## Text
▽

Who should have seen this coming and done something to prevent such a tragic death? In an ironic twist, Daniel’s mother was investigated, arrested, tried and convicted for contributing to his death by neglect. It is amazing the number of people and the amount of resources that have become involved in his death compared to the involvement while Daniel was still with us. It also makes one wonder if the Mother is guilty for not acting, then what about the school with counselors, teachers and administrators. What about the Social Worker who was assigned to Daniel’s case by the State. What about the Probation Officer assigned to Daniel by the Juvenile Court. What about the Truancy Officer assigned to Daniel by the school. A single mother who worked two jobs to provide for Daniel has been sentenced to five years probation with no responsibility assigned to the group of “professionals” who were assigned to Daniel by various state agencies.
Judy Scruggs was not the best parent in the USA. Her home not likely to ever appear in any magazine. Her actions or lack of action probably had some contributing factors to Daniel’s decision to avoid the bullying the only way he knew how. But if this is true, then all the other people who touched Daniel’s life must have contributed to his decision as well. It is a matter of simple logic. Logic also suggests that a Mother who provided for him, worked two jobs for him and showed him the only love and acceptance he received probably is not the one and only person to be singled out for responsibility in his death. When the next round of appeals and lawsuits settles in the dust, one would suspect that a judge or jury would take a simple approach to assessing proximate cause for Daniel’s death. That is,
- Daniel died by his own hand.
- His final decision was based on avoiding the bullying that accompanied going to school.
- Staying away from school would have prolonged his life, but the law required him to go.
- Stopping the bullying at school would have prolonged his life, and the law requires school to stop the bullying.
Recent history of lawsuits resulting from uncontrolled bullying within a school have gone in favor of the plaintiffs. Most are settled out of court as a way to hold the settlements down and to keep certain aspects of the proceedings private. Even if the school prevails, it will cost them to defend this case. It has obviously cost Daniel’s mother more than can be calculated.

△

## Required actions
(1) Rewrite the piece on Daniel's death starting with "- His final" and going on through "can be calculated.", replacing "bullying" with "harassment".
(2) Carry on the piece on Daniel's death from the point where it ends.
The lines after this piece come from an unrelated source.

## Data extract
▽

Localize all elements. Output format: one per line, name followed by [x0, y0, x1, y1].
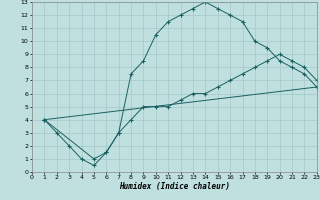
- X-axis label: Humidex (Indice chaleur): Humidex (Indice chaleur): [119, 182, 230, 191]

△

## Answers to the exercises
(1)
- His final decision was based on avoiding the harassment that accompanied going to school.
- Staying away from school would have prolonged his life, but the law required him to go.
- Stopping the harassment at school would have prolonged his life, and the law requires school to stop the harassment.
Recent history of lawsuits resulting from uncontrolled harassment within a school have gone in favor of the plaintiffs. Most are settled out of court as a way to hold the settlements down and to keep certain aspects of the proceedings private. Even if the school prevails, it will cost them to defend this case. It has obviously cost Daniel’s mother more than can be calculated.

(2)
The larger issue should be what are we all going to change about how we interact with young people to prevent this tragedy from being repeated.
Suicide claims more lives under the age of 25 than any other form of death except automobile accidents.
There is a tendency to brush this aside because these deaths were the conscious decision of the ones who died. But we must ask ourselves how they arrived at such a decision and what role did we play in their decision making process. Although many miles away from this event and never having met any of the people mentioned, this author still ponders whether there was anything else that could have been done to prevent this death. Would one more training on suicide prevention or bullying prevention have gotten the needed resources to that one person who could have intervened. You see, in most cases of suicide there was not a single event or single person who forced the decision. However, in many cases of those who thought about suicide but changed their minds, they report that a single person reached out at the right moment with the right words or actions that turned the tide. We will never know if there was such a person at Daniel’s school. Perhaps a teacher, coach, janitor or bus driver who could have placed a hand on his shoulder, looked past the dirty smelly clothes and told Daniel he was OK. Perhaps there is a Daniel in your school, church, club or neighborhood and perhaps you are that one person who can connect with him or her and turn the tide that is carrying them to destruction. Never look for confirmation. Do not expect positive feedback.